§ **What you are asked to do**: Please transcribe each of the records below line for line, changing nothing.

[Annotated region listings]
───
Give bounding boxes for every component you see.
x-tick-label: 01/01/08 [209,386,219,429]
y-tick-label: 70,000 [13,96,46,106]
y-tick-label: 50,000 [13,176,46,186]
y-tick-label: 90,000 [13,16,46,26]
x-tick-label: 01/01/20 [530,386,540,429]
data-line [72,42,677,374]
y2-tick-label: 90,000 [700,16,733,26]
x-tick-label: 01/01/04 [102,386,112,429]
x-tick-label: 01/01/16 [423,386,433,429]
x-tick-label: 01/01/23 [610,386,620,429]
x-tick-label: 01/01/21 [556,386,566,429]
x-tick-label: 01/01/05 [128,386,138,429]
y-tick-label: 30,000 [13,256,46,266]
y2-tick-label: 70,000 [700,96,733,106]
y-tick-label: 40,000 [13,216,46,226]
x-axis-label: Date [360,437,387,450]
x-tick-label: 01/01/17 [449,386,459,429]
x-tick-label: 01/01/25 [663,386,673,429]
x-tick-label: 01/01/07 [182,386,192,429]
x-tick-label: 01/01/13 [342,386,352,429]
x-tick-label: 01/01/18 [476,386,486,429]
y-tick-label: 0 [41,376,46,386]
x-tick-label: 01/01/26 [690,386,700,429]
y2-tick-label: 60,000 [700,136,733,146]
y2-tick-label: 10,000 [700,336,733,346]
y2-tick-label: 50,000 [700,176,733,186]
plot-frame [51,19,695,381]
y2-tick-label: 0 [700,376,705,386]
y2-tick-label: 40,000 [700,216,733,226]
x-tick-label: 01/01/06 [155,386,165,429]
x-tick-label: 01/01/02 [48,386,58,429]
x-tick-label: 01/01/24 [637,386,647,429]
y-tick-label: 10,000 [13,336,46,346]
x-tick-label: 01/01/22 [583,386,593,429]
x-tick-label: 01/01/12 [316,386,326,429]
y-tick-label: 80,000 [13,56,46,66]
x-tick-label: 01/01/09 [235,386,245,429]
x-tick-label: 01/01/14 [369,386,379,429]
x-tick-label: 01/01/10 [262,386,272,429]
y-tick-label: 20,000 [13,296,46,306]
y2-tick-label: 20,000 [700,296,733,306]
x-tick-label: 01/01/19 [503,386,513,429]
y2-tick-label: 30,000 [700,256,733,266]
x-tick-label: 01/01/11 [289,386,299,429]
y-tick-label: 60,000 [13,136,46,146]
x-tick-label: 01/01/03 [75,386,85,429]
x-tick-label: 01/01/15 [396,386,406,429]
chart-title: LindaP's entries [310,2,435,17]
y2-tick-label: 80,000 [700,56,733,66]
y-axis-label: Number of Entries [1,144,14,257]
───
§ **The solution**:
Give bounding boxes for every component you see.
x-tick-label: 01/01/08 [209,386,219,429]
y-tick-label: 70,000 [13,96,46,106]
y-tick-label: 50,000 [13,176,46,186]
y-tick-label: 90,000 [13,16,46,26]
x-tick-label: 01/01/20 [530,386,540,429]
data-line [72,42,677,374]
y2-tick-label: 90,000 [700,16,733,26]
x-tick-label: 01/01/04 [102,386,112,429]
x-tick-label: 01/01/16 [423,386,433,429]
x-tick-label: 01/01/23 [610,386,620,429]
x-tick-label: 01/01/21 [556,386,566,429]
x-tick-label: 01/01/05 [128,386,138,429]
y-tick-label: 30,000 [13,256,46,266]
y2-tick-label: 70,000 [700,96,733,106]
y-tick-label: 40,000 [13,216,46,226]
x-axis-label: Date [360,437,387,450]
x-tick-label: 01/01/17 [449,386,459,429]
x-tick-label: 01/01/25 [663,386,673,429]
x-tick-label: 01/01/07 [182,386,192,429]
x-tick-label: 01/01/13 [342,386,352,429]
x-tick-label: 01/01/18 [476,386,486,429]
y-tick-label: 0 [41,376,46,386]
x-tick-label: 01/01/26 [690,386,700,429]
y2-tick-label: 60,000 [700,136,733,146]
y2-tick-label: 10,000 [700,336,733,346]
y2-tick-label: 50,000 [700,176,733,186]
plot-frame [51,19,695,381]
y2-tick-label: 0 [700,376,705,386]
y2-tick-label: 40,000 [700,216,733,226]
x-tick-label: 01/01/06 [155,386,165,429]
x-tick-label: 01/01/02 [48,386,58,429]
x-tick-label: 01/01/24 [637,386,647,429]
y-tick-label: 10,000 [13,336,46,346]
x-tick-label: 01/01/22 [583,386,593,429]
x-tick-label: 01/01/12 [316,386,326,429]
y-tick-label: 80,000 [13,56,46,66]
x-tick-label: 01/01/09 [235,386,245,429]
x-tick-label: 01/01/14 [369,386,379,429]
x-tick-label: 01/01/10 [262,386,272,429]
y-tick-label: 20,000 [13,296,46,306]
y2-tick-label: 20,000 [700,296,733,306]
x-tick-label: 01/01/19 [503,386,513,429]
y2-tick-label: 30,000 [700,256,733,266]
x-tick-label: 01/01/11 [289,386,299,429]
y-tick-label: 60,000 [13,136,46,146]
x-tick-label: 01/01/03 [75,386,85,429]
x-tick-label: 01/01/15 [396,386,406,429]
chart-title: LindaP's entries [310,2,435,17]
y2-tick-label: 80,000 [700,56,733,66]
y-axis-label: Number of Entries [1,144,14,257]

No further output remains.